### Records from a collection
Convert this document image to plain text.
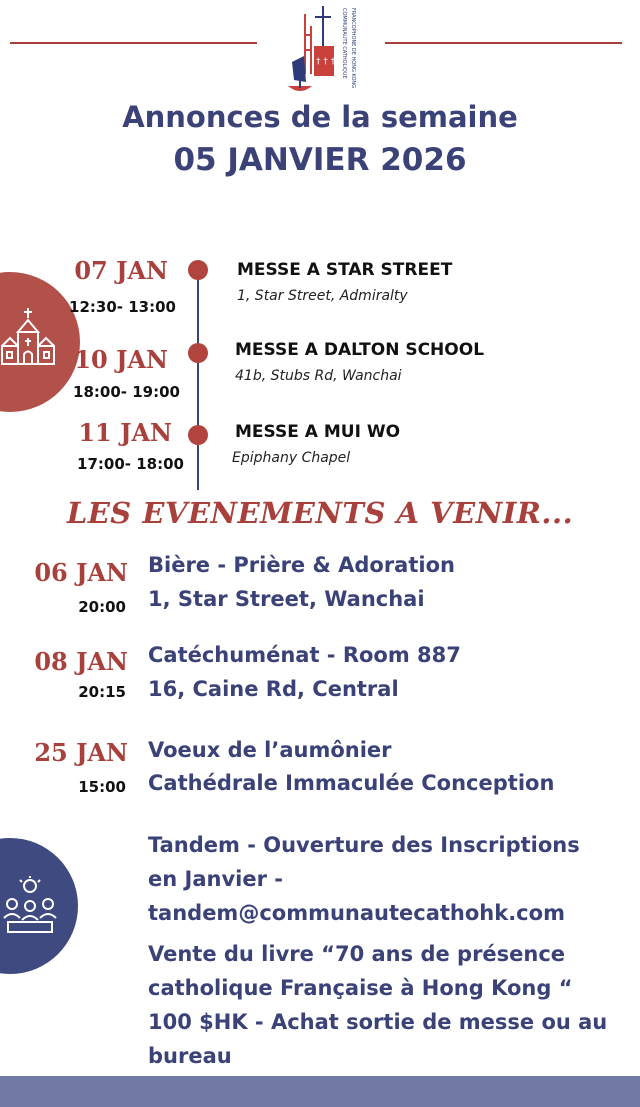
† † †	COMMUNAUTE CATHOLIQUE FRANCOPHONE DE HONG KONG
Annonces de la semaine
05 JANVIER 2026
07 JAN
12:30- 13:00
MESSE A STAR STREET
1, Star Street, Admiralty
10 JAN
18:00- 19:00
MESSE A DALTON SCHOOL
41b, Stubs Rd, Wanchai
11 JAN
17:00- 18:00
MESSE A MUI WO
Epiphany Chapel
LES EVENEMENTS A VENIR...
06 JAN
20:00
Bière - Prière & Adoration
1, Star Street, Wanchai
08 JAN
20:15
Catéchuménat - Room 887
16, Caine Rd, Central
25 JAN
15:00
Voeux de l’aumônier
Cathédrale Immaculée Conception
Tandem - Ouverture des Inscriptions
en Janvier -
tandem@communautecathohk.com
Vente du livre “70 ans de présence
catholique Française à Hong Kong “
100 $HK - Achat sortie de messe ou au
bureau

### TASK INSTRUCTIONS
Report every line in the data above in which the word "Wanchai" appears.

### COMPLETE RESPONSE
41b, Stubs Rd, Wanchai
1, Star Street, Wanchai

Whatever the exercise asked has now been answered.